# START OF Dataset records

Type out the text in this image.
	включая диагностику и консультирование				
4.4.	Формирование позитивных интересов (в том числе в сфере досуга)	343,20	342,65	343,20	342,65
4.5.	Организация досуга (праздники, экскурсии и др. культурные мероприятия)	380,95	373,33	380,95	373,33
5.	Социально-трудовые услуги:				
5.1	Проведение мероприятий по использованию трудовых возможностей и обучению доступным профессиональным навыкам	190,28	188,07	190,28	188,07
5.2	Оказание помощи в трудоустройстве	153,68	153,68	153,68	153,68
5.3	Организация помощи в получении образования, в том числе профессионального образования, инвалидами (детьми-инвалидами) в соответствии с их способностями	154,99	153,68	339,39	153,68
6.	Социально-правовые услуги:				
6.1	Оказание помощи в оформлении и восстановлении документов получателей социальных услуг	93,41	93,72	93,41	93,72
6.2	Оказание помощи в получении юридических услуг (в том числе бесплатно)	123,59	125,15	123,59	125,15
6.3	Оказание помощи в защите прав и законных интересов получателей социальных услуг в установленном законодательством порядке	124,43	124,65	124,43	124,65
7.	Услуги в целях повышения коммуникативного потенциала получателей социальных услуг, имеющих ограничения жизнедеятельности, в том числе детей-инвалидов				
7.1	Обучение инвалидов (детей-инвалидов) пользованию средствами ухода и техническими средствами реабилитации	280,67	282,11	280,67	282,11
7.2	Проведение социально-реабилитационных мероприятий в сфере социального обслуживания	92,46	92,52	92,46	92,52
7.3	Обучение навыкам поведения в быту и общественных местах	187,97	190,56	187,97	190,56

# END OF Dataset records

Every line above should be written out again exactly as it stands.

Solution to the problem:
Type out the text in this image.
	включая диагностику и консультирование				
4.4.	Формирование позитивных интересов (в том числе в сфере досуга)	343,20	342,65	343,20	342,65
4.5.	Организация досуга (праздники, экскурсии и др. культурные мероприятия)	380,95	373,33	380,95	373,33
5.	Социально-трудовые услуги:				
5.1	Проведение мероприятий по использованию трудовых возможностей и обучению доступным профессиональным навыкам	190,28	188,07	190,28	188,07
5.2	Оказание помощи в трудоустройстве	153,68	153,68	153,68	153,68
5.3	Организация помощи в получении образования, в том числе профессионального образования, инвалидами (детьми-инвалидами) в соответствии с их способностями	154,99	153,68	339,39	153,68
6.	Социально-правовые услуги:				
6.1	Оказание помощи в оформлении и восстановлении документов получателей социальных услуг	93,41	93,72	93,41	93,72
6.2	Оказание помощи в получении юридических услуг (в том числе бесплатно)	123,59	125,15	123,59	125,15
6.3	Оказание помощи в защите прав и законных интересов получателей социальных услуг в установленном законодательством порядке	124,43	124,65	124,43	124,65
7.	Услуги в целях повышения коммуникативного потенциала получателей социальных услуг, имеющих ограничения жизнедеятельности, в том числе детей-инвалидов				
7.1	Обучение инвалидов (детей-инвалидов) пользованию средствами ухода и техническими средствами реабилитации	280,67	282,11	280,67	282,11
7.2	Проведение социально-реабилитационных мероприятий в сфере социального обслуживания	92,46	92,52	92,46	92,52
7.3	Обучение навыкам поведения в быту и общественных местах	187,97	190,56	187,97	190,56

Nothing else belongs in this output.